• WRITTEN EXERCISE: How many lines in these records hold the string "allow"? Reply with the number alone.

• SUPPLIED RECORDS:

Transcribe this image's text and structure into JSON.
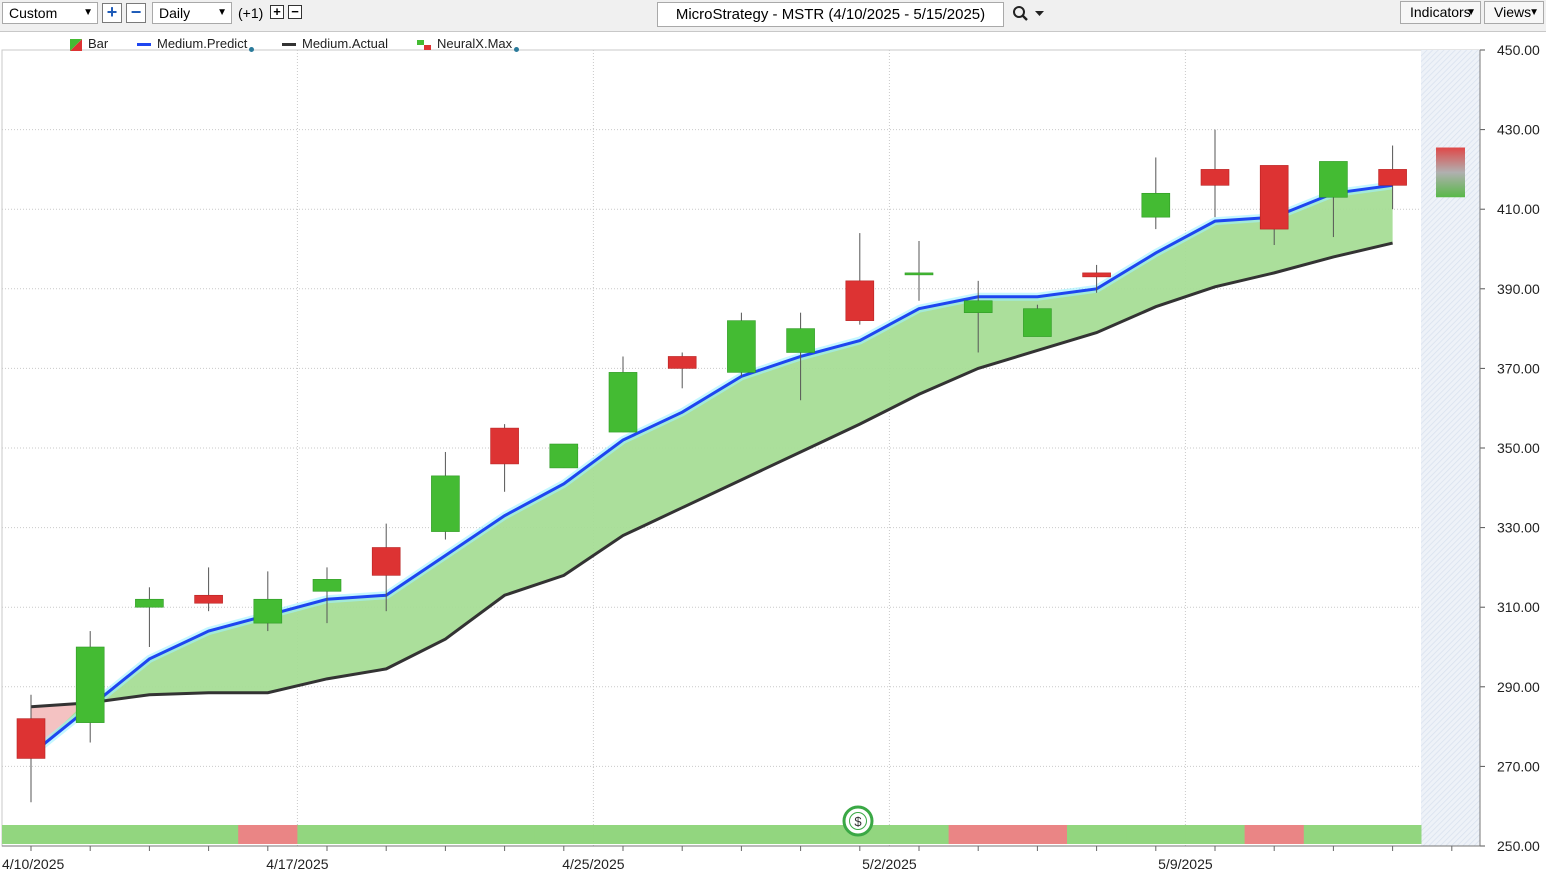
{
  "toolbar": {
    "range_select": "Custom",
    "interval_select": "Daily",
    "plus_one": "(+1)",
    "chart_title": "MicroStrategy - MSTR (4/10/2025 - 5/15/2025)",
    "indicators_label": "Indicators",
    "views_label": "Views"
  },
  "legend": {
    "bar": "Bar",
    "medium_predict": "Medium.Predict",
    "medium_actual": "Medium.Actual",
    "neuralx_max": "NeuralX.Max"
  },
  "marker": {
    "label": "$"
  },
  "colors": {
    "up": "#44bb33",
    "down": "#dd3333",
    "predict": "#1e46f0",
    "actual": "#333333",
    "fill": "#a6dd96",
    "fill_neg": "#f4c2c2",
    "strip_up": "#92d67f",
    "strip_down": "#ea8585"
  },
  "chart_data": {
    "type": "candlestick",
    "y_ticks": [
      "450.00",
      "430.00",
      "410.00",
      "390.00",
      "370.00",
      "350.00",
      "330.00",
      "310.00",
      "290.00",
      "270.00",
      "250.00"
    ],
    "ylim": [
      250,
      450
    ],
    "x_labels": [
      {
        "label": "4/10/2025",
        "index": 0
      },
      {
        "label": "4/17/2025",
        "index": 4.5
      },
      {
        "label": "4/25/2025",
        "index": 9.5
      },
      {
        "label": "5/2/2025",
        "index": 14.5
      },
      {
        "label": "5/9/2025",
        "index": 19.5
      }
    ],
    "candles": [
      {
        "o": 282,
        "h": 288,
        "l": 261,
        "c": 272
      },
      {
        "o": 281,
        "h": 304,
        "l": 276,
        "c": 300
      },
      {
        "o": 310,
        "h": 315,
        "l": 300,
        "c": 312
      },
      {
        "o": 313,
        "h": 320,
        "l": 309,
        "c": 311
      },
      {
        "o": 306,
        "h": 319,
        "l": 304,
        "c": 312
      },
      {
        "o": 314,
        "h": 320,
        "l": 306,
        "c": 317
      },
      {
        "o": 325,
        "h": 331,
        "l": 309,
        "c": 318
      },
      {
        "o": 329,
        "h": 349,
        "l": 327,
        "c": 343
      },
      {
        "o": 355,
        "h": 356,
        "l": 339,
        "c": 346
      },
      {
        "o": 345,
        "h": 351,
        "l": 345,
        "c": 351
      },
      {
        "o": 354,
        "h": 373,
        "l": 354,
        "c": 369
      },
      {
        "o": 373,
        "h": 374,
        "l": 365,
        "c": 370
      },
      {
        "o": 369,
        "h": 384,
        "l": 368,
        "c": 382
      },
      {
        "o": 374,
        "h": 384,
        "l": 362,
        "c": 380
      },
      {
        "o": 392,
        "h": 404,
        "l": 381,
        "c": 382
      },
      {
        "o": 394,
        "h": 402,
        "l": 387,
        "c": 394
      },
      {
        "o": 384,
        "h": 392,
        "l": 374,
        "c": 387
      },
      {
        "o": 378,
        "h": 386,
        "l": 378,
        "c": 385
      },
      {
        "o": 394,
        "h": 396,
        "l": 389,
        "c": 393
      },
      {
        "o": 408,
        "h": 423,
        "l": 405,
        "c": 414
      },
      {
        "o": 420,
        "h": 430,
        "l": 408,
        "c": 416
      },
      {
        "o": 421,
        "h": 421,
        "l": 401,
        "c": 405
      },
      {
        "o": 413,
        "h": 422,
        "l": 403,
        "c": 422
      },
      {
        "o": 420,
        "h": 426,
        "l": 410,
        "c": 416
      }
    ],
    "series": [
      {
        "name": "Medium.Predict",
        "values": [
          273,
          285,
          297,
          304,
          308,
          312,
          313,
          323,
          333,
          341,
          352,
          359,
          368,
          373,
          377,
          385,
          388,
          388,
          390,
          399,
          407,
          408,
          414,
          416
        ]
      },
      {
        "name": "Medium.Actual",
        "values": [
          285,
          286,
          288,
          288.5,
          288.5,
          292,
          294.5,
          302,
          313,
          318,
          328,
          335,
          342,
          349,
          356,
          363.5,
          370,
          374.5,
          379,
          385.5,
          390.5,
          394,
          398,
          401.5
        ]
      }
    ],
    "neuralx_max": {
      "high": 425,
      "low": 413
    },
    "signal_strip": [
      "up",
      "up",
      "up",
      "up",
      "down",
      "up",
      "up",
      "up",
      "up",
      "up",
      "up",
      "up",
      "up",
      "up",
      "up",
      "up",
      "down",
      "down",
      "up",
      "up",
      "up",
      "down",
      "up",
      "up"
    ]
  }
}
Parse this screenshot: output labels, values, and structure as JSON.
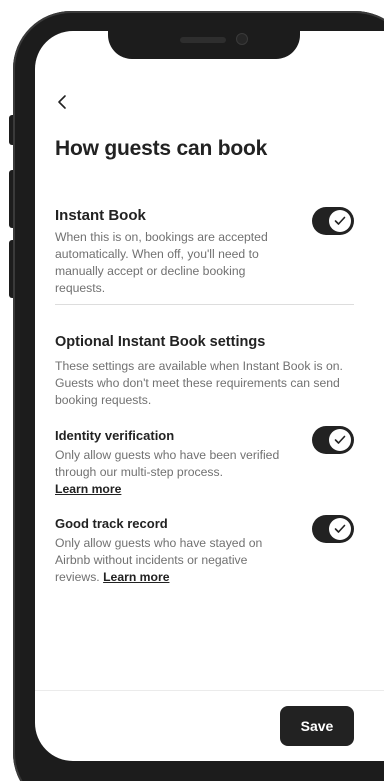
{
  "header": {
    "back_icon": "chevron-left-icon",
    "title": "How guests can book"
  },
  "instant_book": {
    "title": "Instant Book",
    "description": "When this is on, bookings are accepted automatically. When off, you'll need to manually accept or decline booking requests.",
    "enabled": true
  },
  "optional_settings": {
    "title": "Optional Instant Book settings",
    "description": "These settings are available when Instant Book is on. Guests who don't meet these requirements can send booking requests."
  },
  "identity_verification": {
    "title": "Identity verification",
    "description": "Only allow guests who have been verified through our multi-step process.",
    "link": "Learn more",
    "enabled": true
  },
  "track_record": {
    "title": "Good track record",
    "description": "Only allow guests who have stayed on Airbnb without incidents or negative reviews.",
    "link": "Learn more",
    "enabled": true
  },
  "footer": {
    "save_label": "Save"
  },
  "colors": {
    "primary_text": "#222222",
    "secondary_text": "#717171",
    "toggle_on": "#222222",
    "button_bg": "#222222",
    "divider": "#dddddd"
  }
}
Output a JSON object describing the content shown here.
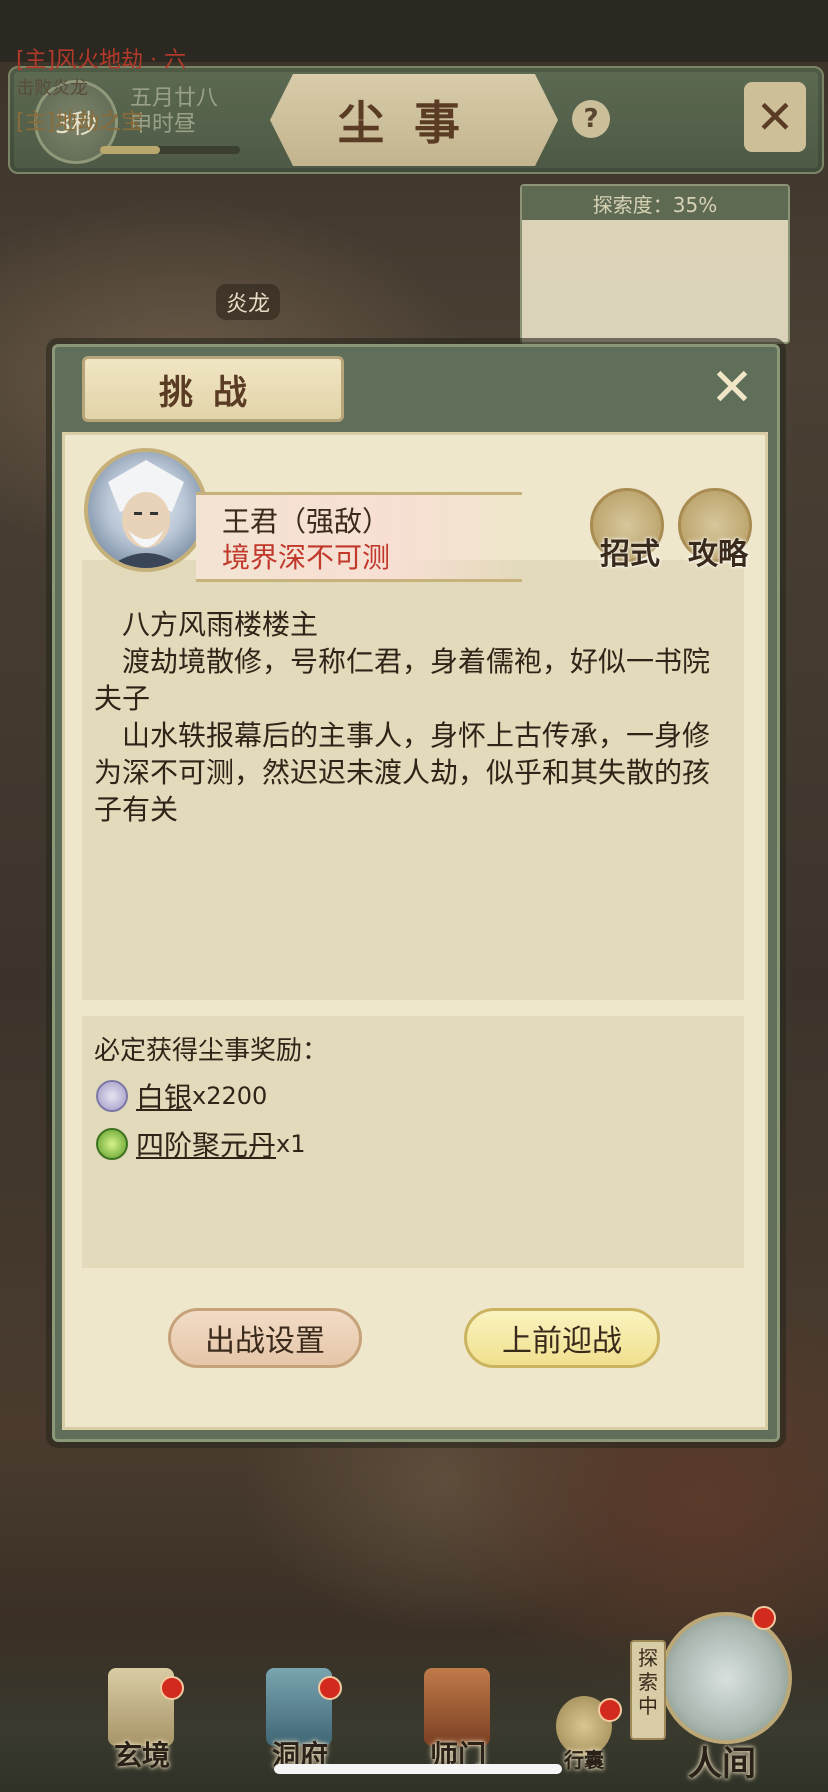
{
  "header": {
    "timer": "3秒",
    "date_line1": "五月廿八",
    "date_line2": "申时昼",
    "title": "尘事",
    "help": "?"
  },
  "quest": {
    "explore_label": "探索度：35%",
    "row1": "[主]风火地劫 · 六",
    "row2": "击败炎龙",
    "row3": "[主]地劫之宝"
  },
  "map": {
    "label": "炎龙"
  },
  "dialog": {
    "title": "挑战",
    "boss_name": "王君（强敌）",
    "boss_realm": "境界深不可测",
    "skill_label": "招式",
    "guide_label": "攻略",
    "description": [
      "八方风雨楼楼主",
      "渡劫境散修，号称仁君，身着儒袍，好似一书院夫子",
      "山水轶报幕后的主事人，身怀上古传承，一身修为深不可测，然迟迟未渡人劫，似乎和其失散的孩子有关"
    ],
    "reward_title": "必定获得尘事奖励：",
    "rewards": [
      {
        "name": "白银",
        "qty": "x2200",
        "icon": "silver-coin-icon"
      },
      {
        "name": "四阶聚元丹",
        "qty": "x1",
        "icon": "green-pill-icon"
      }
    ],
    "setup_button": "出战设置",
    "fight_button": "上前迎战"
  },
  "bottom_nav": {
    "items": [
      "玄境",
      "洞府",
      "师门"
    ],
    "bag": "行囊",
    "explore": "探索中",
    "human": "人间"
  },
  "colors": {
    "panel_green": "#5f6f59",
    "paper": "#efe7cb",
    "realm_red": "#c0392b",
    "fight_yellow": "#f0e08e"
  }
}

• ANSWER TO THE TASK: 2